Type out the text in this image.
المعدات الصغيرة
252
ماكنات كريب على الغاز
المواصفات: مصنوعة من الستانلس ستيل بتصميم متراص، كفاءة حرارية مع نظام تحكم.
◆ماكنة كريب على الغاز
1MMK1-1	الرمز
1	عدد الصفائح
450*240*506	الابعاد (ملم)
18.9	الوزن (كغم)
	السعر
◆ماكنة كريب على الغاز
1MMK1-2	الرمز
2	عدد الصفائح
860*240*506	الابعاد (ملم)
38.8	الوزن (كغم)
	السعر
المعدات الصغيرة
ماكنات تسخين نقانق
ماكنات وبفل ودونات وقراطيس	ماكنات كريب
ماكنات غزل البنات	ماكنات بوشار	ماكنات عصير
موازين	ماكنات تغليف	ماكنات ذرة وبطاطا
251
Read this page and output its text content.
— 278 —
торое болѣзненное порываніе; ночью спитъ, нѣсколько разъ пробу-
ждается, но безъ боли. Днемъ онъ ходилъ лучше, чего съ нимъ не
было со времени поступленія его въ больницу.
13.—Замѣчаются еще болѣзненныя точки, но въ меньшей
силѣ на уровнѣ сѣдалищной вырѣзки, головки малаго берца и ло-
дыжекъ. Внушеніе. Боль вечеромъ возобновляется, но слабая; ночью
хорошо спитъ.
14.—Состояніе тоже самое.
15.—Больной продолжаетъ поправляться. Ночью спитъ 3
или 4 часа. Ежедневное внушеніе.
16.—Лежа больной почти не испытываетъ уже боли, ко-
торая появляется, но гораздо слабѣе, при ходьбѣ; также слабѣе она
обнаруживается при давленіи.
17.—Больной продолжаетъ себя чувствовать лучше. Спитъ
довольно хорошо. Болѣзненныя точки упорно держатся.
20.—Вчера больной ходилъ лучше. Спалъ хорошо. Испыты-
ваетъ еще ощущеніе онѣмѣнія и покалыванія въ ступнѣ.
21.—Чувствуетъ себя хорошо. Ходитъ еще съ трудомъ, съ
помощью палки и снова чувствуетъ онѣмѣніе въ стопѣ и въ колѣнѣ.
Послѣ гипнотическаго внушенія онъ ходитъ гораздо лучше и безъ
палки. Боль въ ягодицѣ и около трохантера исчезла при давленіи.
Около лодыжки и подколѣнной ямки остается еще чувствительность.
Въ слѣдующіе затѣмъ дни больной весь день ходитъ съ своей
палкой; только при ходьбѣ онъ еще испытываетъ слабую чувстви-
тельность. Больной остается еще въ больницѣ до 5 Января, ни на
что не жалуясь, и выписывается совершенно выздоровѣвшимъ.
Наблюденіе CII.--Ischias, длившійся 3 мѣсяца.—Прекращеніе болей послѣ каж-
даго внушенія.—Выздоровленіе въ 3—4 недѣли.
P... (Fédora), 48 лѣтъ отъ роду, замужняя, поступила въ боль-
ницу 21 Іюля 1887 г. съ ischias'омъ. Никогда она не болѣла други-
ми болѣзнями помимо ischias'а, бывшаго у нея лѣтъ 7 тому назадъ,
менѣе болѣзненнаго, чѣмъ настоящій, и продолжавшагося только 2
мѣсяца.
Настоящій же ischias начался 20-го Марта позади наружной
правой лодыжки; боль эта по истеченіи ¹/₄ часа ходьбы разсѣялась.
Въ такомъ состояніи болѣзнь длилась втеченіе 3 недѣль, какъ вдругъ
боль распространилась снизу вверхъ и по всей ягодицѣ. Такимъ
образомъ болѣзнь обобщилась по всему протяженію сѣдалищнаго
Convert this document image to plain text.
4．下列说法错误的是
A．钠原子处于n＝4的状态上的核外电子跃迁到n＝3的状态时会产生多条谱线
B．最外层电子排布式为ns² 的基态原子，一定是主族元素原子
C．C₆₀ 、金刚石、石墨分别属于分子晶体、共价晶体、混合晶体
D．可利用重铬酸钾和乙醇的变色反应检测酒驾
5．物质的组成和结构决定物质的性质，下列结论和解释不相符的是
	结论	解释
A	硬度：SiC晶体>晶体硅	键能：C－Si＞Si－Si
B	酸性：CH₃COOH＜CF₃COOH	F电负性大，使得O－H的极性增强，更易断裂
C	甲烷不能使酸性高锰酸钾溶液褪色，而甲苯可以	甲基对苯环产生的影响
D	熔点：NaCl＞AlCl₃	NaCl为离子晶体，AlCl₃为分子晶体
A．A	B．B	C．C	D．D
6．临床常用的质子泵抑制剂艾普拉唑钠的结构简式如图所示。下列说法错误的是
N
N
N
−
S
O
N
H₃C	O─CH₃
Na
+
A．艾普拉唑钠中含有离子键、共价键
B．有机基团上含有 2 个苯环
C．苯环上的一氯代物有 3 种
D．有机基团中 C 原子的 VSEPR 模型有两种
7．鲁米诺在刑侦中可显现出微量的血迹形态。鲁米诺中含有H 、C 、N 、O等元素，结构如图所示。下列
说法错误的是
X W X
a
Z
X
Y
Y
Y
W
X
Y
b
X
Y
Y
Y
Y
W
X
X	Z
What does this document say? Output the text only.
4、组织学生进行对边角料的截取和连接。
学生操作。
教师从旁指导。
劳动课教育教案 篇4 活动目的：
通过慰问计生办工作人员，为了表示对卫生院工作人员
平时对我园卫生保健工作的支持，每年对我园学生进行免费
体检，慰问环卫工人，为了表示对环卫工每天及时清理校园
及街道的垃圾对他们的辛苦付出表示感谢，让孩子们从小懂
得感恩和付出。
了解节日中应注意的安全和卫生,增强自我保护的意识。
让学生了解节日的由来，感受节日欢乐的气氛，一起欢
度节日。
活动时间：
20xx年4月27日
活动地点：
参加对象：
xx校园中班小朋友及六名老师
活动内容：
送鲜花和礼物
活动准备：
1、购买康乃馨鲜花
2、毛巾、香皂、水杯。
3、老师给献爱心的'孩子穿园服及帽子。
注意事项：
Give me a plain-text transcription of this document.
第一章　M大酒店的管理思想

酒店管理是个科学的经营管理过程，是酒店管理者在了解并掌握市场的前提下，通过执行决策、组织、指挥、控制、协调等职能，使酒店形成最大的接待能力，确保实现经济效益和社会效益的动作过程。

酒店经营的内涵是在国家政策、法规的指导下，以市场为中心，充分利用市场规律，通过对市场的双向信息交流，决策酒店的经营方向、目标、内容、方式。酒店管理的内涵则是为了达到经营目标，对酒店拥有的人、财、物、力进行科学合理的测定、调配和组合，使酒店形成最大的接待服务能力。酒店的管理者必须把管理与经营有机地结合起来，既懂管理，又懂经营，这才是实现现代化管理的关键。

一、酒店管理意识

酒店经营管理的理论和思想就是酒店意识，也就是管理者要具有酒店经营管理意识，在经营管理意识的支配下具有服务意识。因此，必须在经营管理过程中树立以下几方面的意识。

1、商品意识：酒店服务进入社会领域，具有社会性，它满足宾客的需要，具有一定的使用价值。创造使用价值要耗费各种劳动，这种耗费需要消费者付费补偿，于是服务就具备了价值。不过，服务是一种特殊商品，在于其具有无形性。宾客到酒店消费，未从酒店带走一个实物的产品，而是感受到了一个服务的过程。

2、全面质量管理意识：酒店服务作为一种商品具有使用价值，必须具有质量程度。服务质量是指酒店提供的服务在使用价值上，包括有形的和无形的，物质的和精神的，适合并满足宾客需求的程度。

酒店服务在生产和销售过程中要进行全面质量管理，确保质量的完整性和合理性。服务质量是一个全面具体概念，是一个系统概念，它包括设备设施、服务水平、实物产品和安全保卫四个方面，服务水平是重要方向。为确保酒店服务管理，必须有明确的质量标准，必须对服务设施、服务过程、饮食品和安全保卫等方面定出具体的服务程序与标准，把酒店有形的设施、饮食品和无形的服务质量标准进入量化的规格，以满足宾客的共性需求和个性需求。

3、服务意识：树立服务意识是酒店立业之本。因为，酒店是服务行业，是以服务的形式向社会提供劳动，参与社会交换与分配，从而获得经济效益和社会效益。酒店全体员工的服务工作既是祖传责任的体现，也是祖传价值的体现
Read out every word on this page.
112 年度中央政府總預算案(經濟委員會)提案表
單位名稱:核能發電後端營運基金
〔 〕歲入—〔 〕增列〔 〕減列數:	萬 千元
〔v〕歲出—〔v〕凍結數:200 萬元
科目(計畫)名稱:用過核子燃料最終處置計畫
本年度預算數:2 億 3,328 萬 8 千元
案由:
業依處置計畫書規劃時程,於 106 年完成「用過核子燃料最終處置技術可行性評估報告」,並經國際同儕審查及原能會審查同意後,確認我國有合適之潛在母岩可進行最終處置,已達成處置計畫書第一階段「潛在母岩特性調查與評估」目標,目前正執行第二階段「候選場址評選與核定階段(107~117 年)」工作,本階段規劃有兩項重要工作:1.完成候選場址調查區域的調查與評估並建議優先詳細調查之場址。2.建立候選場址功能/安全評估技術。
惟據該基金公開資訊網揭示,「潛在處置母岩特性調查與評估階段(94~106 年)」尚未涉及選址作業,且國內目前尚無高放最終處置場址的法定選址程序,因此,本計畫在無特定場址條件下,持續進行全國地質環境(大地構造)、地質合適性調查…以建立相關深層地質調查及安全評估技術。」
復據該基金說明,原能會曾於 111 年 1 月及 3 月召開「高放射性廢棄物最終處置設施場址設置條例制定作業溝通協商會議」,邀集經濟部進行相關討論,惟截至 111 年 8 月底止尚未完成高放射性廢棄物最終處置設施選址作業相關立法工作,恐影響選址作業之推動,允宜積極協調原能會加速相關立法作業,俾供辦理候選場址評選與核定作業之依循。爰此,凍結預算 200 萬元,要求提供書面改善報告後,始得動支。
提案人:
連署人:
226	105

▸ Problem requirements:
Return exactly the lines from the line bearing "Read out every word on this page." to the end of the records, inclusive of both; include no other lines.

▸ Completed exercise:
Read out every word on this page.
112 年度中央政府總預算案(經濟委員會)提案表
單位名稱:核能發電後端營運基金
〔 〕歲入—〔 〕增列〔 〕減列數:	萬 千元
〔v〕歲出—〔v〕凍結數:200 萬元
科目(計畫)名稱:用過核子燃料最終處置計畫
本年度預算數:2 億 3,328 萬 8 千元
案由:
業依處置計畫書規劃時程,於 106 年完成「用過核子燃料最終處置技術可行性評估報告」,並經國際同儕審查及原能會審查同意後,確認我國有合適之潛在母岩可進行最終處置,已達成處置計畫書第一階段「潛在母岩特性調查與評估」目標,目前正執行第二階段「候選場址評選與核定階段(107~117 年)」工作,本階段規劃有兩項重要工作:1.完成候選場址調查區域的調查與評估並建議優先詳細調查之場址。2.建立候選場址功能/安全評估技術。
惟據該基金公開資訊網揭示,「潛在處置母岩特性調查與評估階段(94~106 年)」尚未涉及選址作業,且國內目前尚無高放最終處置場址的法定選址程序,因此,本計畫在無特定場址條件下,持續進行全國地質環境(大地構造)、地質合適性調查…以建立相關深層地質調查及安全評估技術。」
復據該基金說明,原能會曾於 111 年 1 月及 3 月召開「高放射性廢棄物最終處置設施場址設置條例制定作業溝通協商會議」,邀集經濟部進行相關討論,惟截至 111 年 8 月底止尚未完成高放射性廢棄物最終處置設施選址作業相關立法工作,恐影響選址作業之推動,允宜積極協調原能會加速相關立法作業,俾供辦理候選場址評選與核定作業之依循。爰此,凍結預算 200 萬元,要求提供書面改善報告後,始得動支。
提案人:
連署人:
226	105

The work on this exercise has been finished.